Extract the items word for word, starting with their first line and going on through the line containing "The access control", with both of those lines included.

(Items listed in a dataset)

■ ■ ■

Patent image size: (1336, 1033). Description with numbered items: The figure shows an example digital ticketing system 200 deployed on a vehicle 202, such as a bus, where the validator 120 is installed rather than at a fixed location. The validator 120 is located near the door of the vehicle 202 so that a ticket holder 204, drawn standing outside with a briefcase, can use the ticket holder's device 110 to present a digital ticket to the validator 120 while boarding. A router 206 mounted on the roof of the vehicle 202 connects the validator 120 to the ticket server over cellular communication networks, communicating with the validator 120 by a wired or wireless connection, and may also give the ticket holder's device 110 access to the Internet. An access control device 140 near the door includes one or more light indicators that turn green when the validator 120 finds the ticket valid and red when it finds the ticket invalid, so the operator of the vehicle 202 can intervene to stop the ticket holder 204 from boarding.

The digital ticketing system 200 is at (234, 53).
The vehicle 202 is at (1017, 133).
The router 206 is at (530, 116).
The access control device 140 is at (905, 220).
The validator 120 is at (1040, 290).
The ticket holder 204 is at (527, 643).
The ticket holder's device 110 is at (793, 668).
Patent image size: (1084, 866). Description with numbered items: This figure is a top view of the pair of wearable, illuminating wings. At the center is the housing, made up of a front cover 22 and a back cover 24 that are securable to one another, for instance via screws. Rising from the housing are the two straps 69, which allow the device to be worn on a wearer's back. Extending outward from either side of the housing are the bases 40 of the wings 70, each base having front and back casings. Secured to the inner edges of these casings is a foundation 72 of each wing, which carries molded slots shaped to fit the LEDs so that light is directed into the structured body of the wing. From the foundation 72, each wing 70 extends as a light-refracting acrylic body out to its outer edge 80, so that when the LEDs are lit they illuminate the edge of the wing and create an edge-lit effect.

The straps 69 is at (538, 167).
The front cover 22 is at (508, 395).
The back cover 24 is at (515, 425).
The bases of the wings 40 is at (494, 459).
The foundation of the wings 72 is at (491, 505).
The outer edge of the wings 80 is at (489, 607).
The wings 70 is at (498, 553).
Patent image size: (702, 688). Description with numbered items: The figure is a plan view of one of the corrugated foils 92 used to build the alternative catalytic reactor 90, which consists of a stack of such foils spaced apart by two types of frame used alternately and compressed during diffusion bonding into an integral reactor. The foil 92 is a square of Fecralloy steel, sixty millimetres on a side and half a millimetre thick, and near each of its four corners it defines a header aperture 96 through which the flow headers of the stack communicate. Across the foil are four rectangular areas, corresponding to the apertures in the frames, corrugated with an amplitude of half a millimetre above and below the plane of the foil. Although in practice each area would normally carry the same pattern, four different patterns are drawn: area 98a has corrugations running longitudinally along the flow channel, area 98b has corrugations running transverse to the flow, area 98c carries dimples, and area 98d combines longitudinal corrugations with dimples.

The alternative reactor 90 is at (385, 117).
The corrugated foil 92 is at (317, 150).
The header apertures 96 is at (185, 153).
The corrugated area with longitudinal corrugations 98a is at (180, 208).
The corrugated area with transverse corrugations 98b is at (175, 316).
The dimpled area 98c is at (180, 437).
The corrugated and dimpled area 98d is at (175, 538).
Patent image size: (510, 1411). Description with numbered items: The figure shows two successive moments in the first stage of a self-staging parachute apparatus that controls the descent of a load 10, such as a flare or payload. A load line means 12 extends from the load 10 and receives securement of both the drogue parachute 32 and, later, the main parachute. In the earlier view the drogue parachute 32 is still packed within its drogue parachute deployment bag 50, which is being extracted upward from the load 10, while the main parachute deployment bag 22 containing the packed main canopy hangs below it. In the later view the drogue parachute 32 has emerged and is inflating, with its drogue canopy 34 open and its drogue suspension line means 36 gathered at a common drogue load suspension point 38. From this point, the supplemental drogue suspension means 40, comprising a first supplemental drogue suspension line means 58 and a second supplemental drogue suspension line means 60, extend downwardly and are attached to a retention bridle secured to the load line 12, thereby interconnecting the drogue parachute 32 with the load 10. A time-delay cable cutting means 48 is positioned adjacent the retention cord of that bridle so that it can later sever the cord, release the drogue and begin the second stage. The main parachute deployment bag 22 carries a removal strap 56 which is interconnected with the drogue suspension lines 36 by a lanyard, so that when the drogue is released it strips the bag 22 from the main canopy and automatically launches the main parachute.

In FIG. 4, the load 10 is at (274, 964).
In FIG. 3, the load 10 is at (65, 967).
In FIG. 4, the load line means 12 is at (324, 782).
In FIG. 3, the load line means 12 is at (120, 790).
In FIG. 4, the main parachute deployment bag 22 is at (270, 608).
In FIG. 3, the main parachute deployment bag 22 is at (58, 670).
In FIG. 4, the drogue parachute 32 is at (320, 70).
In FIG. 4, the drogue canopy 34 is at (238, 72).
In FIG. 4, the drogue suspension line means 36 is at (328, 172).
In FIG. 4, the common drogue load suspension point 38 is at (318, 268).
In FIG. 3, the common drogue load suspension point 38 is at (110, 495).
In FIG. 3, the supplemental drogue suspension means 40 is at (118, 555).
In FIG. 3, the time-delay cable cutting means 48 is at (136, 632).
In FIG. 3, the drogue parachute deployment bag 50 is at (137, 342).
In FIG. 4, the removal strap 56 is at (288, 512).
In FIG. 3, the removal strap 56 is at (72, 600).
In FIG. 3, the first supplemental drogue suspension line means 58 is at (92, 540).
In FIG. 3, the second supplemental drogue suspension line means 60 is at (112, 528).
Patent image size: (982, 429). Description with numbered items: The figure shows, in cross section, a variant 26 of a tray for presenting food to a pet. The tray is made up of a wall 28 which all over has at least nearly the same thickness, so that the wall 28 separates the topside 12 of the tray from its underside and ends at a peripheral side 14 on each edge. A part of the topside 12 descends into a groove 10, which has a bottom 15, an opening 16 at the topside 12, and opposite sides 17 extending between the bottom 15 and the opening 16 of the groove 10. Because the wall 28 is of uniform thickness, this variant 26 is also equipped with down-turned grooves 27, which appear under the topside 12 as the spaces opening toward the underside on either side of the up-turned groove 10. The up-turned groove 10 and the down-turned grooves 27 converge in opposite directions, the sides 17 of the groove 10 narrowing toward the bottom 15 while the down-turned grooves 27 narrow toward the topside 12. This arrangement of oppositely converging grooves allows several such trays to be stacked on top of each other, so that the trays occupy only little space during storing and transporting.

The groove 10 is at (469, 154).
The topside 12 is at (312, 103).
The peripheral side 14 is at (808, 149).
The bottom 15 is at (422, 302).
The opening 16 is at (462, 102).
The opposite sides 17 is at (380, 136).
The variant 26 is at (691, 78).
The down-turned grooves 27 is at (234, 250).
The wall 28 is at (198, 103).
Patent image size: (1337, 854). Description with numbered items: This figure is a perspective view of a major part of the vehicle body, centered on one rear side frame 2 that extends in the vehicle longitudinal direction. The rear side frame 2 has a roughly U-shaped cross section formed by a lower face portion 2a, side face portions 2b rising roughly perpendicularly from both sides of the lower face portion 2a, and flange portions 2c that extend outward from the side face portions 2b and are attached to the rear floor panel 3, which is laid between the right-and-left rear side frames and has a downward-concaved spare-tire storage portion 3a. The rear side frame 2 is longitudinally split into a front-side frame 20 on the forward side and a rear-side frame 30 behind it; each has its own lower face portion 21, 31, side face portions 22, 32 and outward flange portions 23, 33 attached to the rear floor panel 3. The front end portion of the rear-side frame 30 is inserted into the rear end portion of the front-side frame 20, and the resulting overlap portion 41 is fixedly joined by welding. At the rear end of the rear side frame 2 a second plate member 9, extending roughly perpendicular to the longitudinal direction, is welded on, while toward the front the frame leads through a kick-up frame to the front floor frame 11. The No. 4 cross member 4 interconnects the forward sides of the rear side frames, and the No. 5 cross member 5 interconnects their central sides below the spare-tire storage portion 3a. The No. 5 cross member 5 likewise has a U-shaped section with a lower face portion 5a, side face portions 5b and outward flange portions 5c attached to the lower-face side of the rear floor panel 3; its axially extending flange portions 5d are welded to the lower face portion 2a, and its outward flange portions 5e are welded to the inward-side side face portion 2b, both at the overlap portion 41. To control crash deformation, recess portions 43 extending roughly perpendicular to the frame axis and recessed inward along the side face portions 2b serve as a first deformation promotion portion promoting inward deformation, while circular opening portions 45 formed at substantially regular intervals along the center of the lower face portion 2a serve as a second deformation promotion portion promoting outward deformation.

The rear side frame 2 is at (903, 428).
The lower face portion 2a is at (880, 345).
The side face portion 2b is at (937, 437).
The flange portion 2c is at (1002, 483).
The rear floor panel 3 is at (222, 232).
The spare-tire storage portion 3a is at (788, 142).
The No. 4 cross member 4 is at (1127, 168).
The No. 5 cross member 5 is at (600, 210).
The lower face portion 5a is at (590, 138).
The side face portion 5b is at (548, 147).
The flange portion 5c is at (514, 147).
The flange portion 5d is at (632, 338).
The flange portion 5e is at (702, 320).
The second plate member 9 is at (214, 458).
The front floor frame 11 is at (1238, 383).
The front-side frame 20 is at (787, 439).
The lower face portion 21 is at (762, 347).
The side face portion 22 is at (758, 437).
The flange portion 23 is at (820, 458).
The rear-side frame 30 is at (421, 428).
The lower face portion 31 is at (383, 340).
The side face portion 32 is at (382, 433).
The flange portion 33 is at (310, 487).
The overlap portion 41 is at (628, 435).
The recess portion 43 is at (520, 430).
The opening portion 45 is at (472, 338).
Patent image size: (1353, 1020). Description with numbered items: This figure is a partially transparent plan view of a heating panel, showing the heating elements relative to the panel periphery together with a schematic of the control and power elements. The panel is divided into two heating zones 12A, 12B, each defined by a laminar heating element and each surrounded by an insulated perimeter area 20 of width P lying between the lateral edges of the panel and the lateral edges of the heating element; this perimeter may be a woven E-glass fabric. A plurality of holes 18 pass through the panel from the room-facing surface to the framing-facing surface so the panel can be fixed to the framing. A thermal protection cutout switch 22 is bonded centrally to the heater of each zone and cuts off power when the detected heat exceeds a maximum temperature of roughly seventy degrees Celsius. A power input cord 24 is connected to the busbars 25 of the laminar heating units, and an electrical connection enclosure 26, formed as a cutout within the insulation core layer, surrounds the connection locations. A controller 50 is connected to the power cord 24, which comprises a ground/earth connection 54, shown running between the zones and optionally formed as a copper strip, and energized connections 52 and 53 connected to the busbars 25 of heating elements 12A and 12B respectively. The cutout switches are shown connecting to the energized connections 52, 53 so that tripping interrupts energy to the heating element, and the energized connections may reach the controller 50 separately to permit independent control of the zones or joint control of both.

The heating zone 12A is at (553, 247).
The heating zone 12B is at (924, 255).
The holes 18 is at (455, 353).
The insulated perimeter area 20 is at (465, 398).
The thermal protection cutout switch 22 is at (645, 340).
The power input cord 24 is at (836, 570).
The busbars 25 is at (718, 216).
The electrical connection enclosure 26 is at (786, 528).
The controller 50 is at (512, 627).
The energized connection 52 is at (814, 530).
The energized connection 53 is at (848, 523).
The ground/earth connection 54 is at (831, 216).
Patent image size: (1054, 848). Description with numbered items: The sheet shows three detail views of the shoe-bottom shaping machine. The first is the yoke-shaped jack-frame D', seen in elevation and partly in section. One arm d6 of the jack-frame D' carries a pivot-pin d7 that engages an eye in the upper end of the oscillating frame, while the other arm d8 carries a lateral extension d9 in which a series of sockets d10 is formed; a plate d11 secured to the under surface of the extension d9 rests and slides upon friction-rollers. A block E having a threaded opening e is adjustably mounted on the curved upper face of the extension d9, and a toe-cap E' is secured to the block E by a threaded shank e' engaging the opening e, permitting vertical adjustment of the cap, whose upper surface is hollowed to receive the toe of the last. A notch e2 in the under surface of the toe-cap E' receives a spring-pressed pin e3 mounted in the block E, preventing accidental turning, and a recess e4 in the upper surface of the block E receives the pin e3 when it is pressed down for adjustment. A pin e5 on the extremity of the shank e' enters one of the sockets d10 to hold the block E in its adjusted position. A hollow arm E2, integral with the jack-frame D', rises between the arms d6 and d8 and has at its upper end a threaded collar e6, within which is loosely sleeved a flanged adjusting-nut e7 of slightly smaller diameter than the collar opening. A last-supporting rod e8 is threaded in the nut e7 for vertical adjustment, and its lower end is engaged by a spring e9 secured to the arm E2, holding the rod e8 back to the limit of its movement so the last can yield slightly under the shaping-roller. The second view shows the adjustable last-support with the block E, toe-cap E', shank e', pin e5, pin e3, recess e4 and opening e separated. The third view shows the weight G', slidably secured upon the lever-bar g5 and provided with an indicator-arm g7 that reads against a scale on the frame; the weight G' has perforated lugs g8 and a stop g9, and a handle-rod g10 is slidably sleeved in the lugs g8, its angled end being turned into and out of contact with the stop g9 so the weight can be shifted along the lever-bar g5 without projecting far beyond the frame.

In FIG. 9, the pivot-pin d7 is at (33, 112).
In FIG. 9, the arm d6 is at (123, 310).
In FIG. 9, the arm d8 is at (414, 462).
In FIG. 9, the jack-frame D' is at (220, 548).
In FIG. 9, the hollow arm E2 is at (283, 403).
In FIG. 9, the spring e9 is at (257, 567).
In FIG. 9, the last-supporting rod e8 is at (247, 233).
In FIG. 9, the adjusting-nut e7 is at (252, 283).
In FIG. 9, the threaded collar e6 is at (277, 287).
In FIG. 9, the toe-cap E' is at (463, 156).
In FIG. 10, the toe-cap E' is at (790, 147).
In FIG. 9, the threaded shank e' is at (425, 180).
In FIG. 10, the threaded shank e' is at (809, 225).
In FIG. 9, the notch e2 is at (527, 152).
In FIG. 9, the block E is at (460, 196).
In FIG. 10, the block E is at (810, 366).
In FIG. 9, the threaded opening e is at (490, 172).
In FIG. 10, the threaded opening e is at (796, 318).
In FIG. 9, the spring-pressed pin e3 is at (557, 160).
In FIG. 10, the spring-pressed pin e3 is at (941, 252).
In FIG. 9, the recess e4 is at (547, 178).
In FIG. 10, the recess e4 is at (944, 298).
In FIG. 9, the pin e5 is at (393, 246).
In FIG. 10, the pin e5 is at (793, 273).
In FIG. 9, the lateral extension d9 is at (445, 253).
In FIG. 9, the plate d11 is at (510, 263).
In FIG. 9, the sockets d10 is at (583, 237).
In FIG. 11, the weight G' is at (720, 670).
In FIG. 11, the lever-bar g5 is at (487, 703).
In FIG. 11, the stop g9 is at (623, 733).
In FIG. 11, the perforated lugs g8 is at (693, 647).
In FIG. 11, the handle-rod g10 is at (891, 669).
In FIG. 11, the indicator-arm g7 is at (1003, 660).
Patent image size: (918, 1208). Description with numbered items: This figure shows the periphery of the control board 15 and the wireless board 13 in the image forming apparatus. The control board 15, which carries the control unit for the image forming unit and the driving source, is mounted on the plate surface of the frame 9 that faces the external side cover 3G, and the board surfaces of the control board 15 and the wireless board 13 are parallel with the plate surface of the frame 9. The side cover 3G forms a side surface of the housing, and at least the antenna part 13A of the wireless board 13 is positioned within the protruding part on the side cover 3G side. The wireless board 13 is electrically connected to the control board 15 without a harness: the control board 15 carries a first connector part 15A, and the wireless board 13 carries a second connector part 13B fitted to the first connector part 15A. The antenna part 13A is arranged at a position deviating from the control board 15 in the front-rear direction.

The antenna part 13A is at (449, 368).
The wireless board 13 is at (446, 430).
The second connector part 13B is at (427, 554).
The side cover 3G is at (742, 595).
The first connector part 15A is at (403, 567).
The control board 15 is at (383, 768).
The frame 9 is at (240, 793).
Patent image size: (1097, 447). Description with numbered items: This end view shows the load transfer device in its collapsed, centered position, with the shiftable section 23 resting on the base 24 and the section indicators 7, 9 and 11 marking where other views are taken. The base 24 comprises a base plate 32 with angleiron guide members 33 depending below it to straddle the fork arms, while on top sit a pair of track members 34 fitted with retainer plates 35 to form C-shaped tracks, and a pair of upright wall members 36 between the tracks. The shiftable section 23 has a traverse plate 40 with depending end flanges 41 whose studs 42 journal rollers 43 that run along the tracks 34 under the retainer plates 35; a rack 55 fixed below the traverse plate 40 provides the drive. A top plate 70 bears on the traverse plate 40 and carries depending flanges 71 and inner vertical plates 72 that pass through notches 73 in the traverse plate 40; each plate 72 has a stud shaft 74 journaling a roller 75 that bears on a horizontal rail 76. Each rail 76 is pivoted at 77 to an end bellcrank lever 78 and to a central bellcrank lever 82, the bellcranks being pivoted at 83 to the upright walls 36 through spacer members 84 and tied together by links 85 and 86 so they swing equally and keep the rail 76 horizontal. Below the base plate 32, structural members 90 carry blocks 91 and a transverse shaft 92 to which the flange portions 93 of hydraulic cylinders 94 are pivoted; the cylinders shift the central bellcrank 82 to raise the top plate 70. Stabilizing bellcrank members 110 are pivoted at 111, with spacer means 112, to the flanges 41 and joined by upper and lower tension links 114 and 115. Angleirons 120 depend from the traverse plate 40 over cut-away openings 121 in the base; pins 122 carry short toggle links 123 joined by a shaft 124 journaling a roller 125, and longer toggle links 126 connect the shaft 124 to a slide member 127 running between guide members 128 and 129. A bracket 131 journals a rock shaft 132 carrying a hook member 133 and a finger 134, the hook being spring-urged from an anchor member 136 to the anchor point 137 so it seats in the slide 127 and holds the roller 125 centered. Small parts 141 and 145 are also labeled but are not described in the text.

■ ■ ■

> [Task answer]
Patent image size: (1336, 1033). Description with numbered items: The figure shows an example digital ticketing system 200 deployed on a vehicle 202, such as a bus, where the validator 120 is installed rather than at a fixed location. The validator 120 is located near the door of the vehicle 202 so that a ticket holder 204, drawn standing outside with a briefcase, can use the ticket holder's device 110 to present a digital ticket to the validator 120 while boarding. A router 206 mounted on the roof of the vehicle 202 connects the validator 120 to the ticket server over cellular communication networks, communicating with the validator 120 by a wired or wireless connection, and may also give the ticket holder's device 110 access to the Internet. An access control device 140 near the door includes one or more light indicators that turn green when the validator 120 finds the ticket valid and red when it finds the ticket invalid, so the operator of the vehicle 202 can intervene to stop the ticket holder 204 from boarding.

The digital ticketing system 200 is at (234, 53).
The vehicle 202 is at (1017, 133).
The router 206 is at (530, 116).
The access control device 140 is at (905, 220).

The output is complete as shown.